■ **Problem requirements**:
Return every record below exactly as written, but leave out the pictures.

— Start Input rows —

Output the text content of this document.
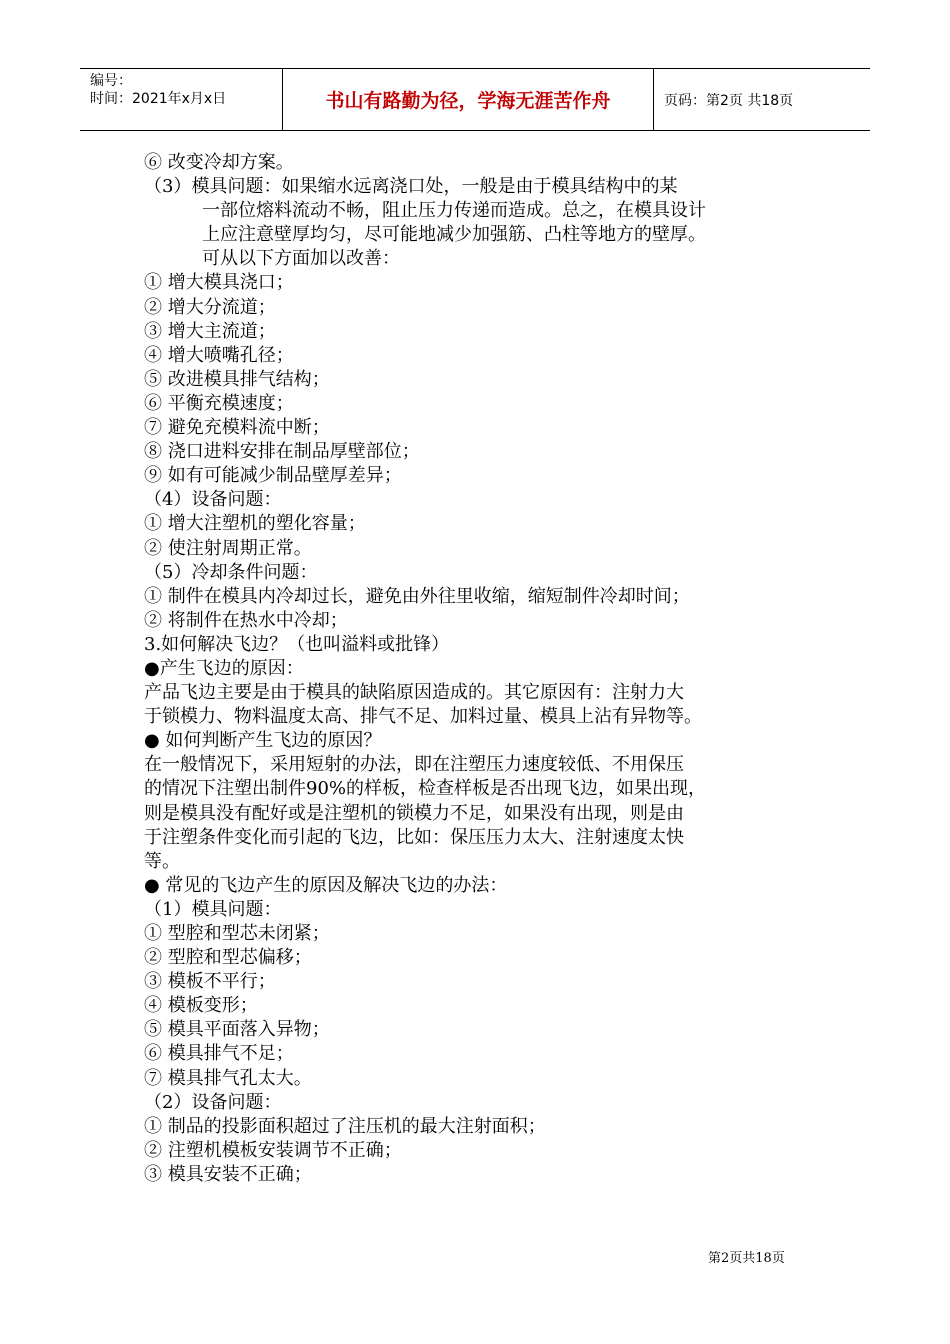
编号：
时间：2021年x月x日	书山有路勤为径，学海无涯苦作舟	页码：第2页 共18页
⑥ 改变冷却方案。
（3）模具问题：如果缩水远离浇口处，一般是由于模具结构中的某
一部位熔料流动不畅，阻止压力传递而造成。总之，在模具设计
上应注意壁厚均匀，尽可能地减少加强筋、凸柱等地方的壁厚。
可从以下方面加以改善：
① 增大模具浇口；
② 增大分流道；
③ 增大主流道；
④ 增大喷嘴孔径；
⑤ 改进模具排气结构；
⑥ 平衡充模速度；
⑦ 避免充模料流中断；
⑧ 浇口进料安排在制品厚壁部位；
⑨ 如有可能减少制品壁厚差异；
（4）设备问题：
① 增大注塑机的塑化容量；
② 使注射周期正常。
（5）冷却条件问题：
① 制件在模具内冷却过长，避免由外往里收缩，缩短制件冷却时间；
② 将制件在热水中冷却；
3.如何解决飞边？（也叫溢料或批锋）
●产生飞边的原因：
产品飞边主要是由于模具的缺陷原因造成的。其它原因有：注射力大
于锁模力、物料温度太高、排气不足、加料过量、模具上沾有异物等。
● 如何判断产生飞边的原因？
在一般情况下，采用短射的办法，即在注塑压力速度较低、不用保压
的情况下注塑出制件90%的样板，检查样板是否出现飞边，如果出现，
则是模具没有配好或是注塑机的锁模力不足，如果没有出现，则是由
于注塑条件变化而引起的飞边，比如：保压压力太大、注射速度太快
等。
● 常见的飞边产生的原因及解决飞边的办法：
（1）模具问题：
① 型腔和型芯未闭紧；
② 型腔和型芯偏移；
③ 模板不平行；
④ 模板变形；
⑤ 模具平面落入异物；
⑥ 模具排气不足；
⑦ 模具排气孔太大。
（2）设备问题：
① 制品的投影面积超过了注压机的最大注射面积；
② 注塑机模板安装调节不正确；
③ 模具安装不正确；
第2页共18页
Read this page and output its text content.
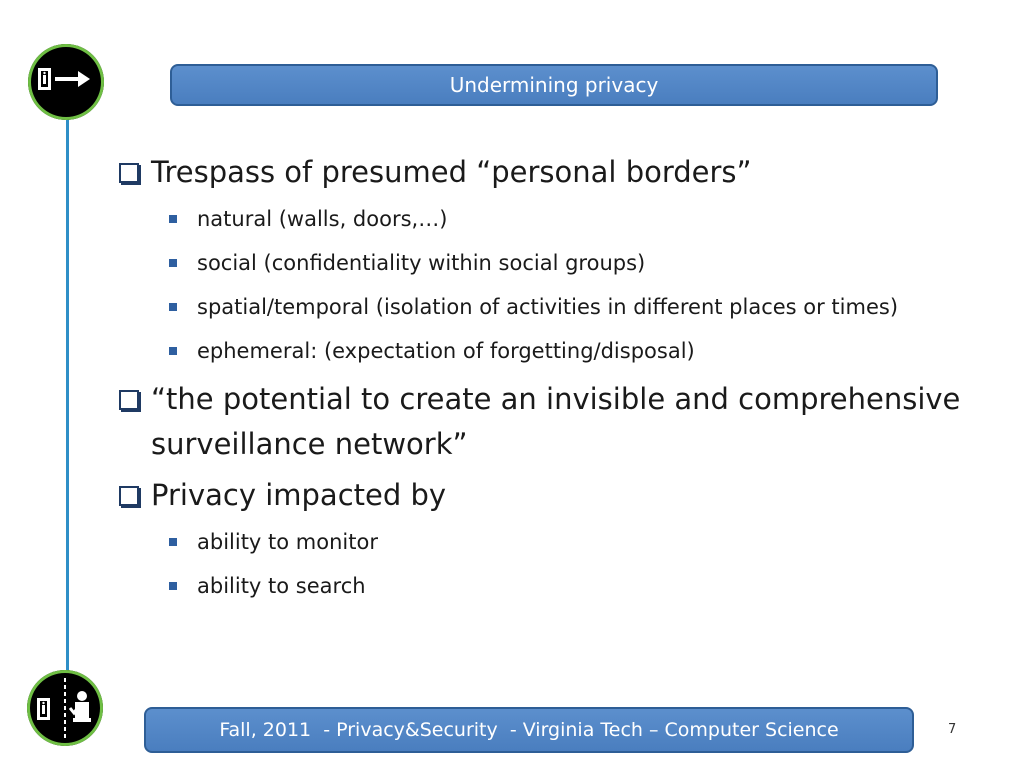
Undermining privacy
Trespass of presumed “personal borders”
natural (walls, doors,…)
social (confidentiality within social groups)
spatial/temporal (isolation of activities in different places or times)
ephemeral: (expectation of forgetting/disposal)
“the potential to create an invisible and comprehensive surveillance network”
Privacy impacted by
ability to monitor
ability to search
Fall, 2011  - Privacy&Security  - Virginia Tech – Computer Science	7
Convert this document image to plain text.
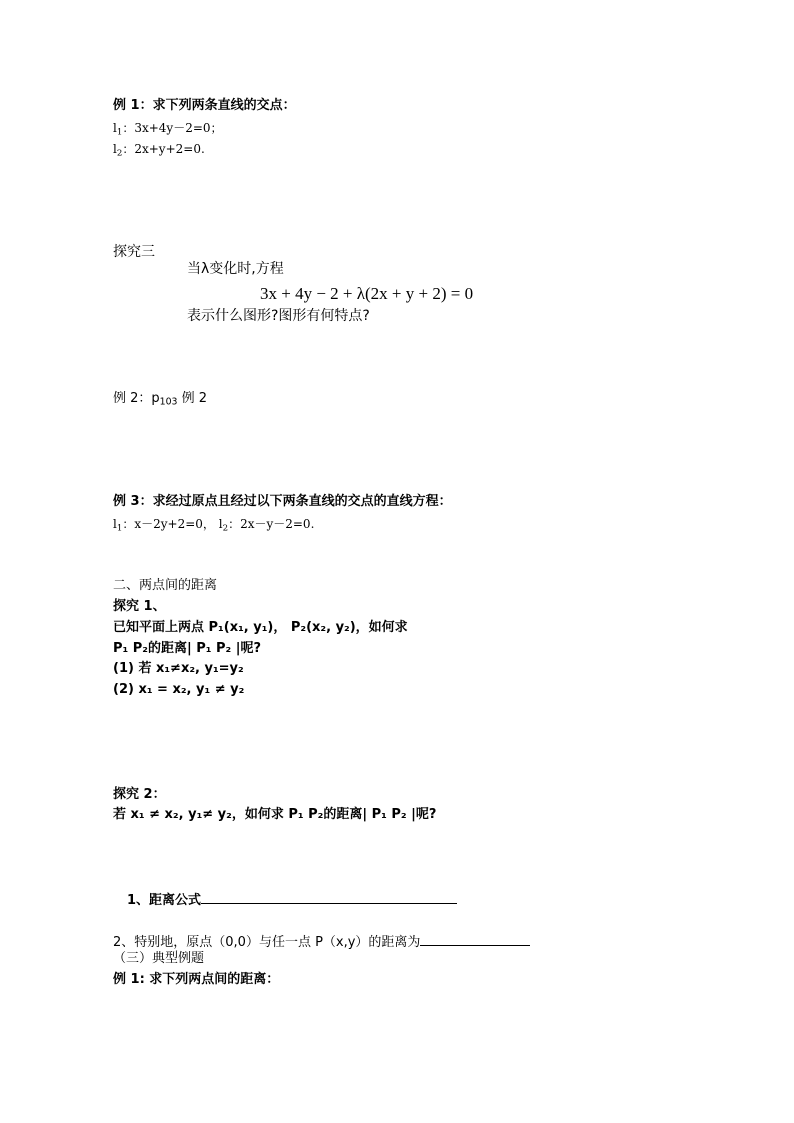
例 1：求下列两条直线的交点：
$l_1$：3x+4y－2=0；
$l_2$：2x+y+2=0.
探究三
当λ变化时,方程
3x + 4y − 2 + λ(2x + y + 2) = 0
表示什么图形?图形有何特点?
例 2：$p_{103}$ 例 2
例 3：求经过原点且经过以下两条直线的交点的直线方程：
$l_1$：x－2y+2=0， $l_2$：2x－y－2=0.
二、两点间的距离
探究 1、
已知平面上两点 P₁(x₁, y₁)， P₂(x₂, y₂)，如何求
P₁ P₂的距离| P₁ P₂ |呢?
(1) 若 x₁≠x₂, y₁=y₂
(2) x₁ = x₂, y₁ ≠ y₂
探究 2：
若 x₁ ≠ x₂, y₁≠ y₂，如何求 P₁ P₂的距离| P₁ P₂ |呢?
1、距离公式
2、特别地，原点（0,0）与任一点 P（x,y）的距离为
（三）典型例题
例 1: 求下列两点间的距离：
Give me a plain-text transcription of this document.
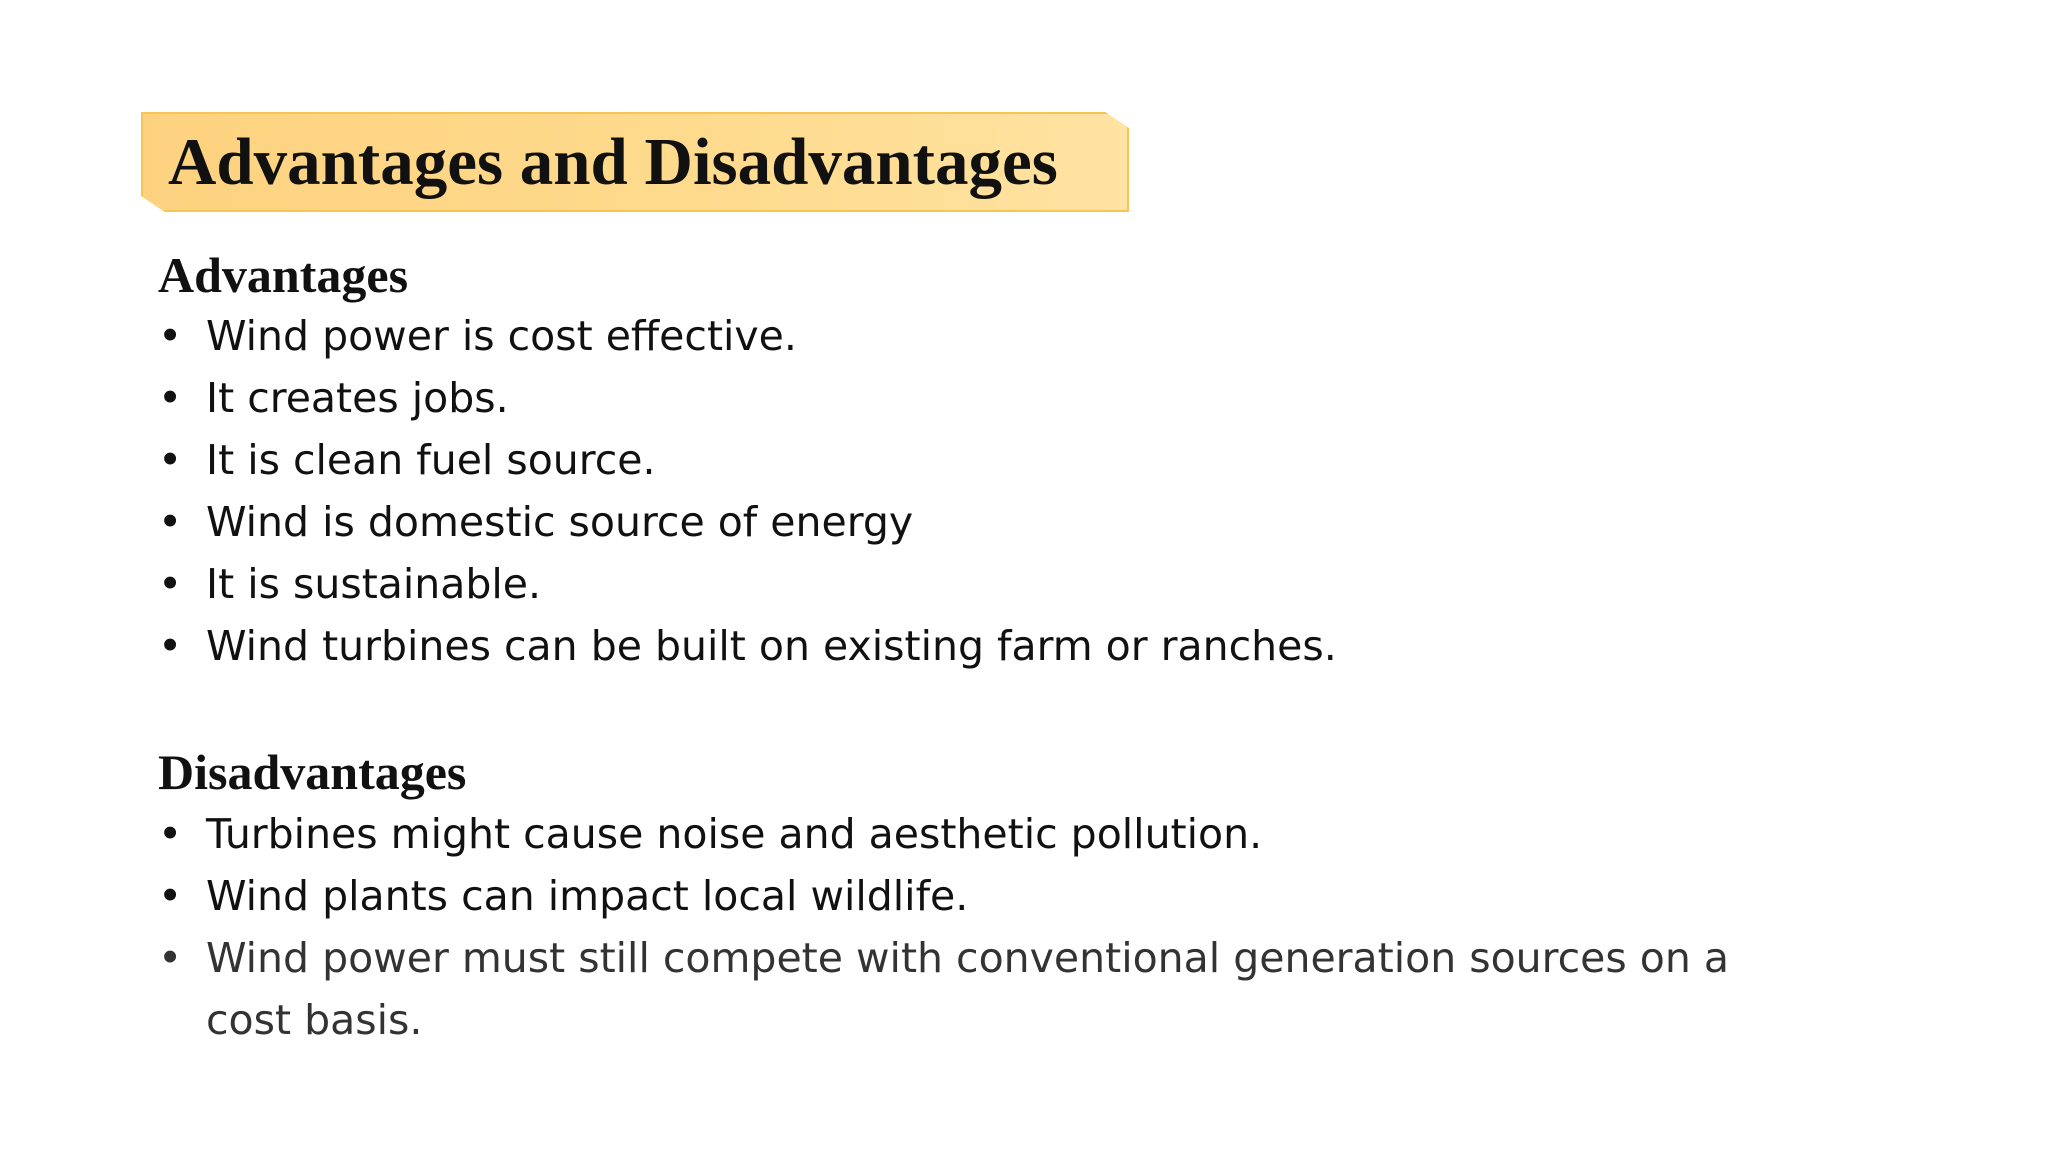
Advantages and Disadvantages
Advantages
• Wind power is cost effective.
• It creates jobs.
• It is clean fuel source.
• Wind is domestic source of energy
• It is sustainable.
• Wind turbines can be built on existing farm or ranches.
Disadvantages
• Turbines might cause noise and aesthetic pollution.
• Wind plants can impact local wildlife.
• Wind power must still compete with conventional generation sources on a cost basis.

— End Input rows —

■ **Response**:
Output the text content of this document.
编号：
时间：2021年x月x日	书山有路勤为径，学海无涯苦作舟	页码：第2页 共18页
⑥ 改变冷却方案。
（3）模具问题：如果缩水远离浇口处，一般是由于模具结构中的某
一部位熔料流动不畅，阻止压力传递而造成。总之，在模具设计
上应注意壁厚均匀，尽可能地减少加强筋、凸柱等地方的壁厚。
可从以下方面加以改善：
① 增大模具浇口；
② 增大分流道；
③ 增大主流道；
④ 增大喷嘴孔径；
⑤ 改进模具排气结构；
⑥ 平衡充模速度；
⑦ 避免充模料流中断；
⑧ 浇口进料安排在制品厚壁部位；
⑨ 如有可能减少制品壁厚差异；
（4）设备问题：
① 增大注塑机的塑化容量；
② 使注射周期正常。
（5）冷却条件问题：
① 制件在模具内冷却过长，避免由外往里收缩，缩短制件冷却时间；
② 将制件在热水中冷却；
3.如何解决飞边？（也叫溢料或批锋）
●产生飞边的原因：
产品飞边主要是由于模具的缺陷原因造成的。其它原因有：注射力大
于锁模力、物料温度太高、排气不足、加料过量、模具上沾有异物等。
● 如何判断产生飞边的原因？
在一般情况下，采用短射的办法，即在注塑压力速度较低、不用保压
的情况下注塑出制件90%的样板，检查样板是否出现飞边，如果出现，
则是模具没有配好或是注塑机的锁模力不足，如果没有出现，则是由
于注塑条件变化而引起的飞边，比如：保压压力太大、注射速度太快
等。
● 常见的飞边产生的原因及解决飞边的办法：
（1）模具问题：
① 型腔和型芯未闭紧；
② 型腔和型芯偏移；
③ 模板不平行；
④ 模板变形；
⑤ 模具平面落入异物；
⑥ 模具排气不足；
⑦ 模具排气孔太大。
（2）设备问题：
① 制品的投影面积超过了注压机的最大注射面积；
② 注塑机模板安装调节不正确；
③ 模具安装不正确；
第2页共18页
Read this page and output its text content.
Undermining privacy
Trespass of presumed “personal borders”
natural (walls, doors,…)
social (confidentiality within social groups)
spatial/temporal (isolation of activities in different places or times)
ephemeral: (expectation of forgetting/disposal)
“the potential to create an invisible and comprehensive surveillance network”
Privacy impacted by
ability to monitor
ability to search
Fall, 2011  - Privacy&Security  - Virginia Tech – Computer Science	7
Convert this document image to plain text.
例 1：求下列两条直线的交点：
$l_1$：3x+4y－2=0；
$l_2$：2x+y+2=0.
探究三
当λ变化时,方程
3x + 4y − 2 + λ(2x + y + 2) = 0
表示什么图形?图形有何特点?
例 2：$p_{103}$ 例 2
例 3：求经过原点且经过以下两条直线的交点的直线方程：
$l_1$：x－2y+2=0， $l_2$：2x－y－2=0.
二、两点间的距离
探究 1、
已知平面上两点 P₁(x₁, y₁)， P₂(x₂, y₂)，如何求
P₁ P₂的距离| P₁ P₂ |呢?
(1) 若 x₁≠x₂, y₁=y₂
(2) x₁ = x₂, y₁ ≠ y₂
探究 2：
若 x₁ ≠ x₂, y₁≠ y₂，如何求 P₁ P₂的距离| P₁ P₂ |呢?
1、距离公式
2、特别地，原点（0,0）与任一点 P（x,y）的距离为
（三）典型例题
例 1: 求下列两点间的距离：
Give me a plain-text transcription of this document.
Advantages and Disadvantages
Advantages
• Wind power is cost effective.
• It creates jobs.
• It is clean fuel source.
• Wind is domestic source of energy
• It is sustainable.
• Wind turbines can be built on existing farm or ranches.
Disadvantages
• Turbines might cause noise and aesthetic pollution.
• Wind plants can impact local wildlife.
• Wind power must still compete with conventional generation sources on a cost basis.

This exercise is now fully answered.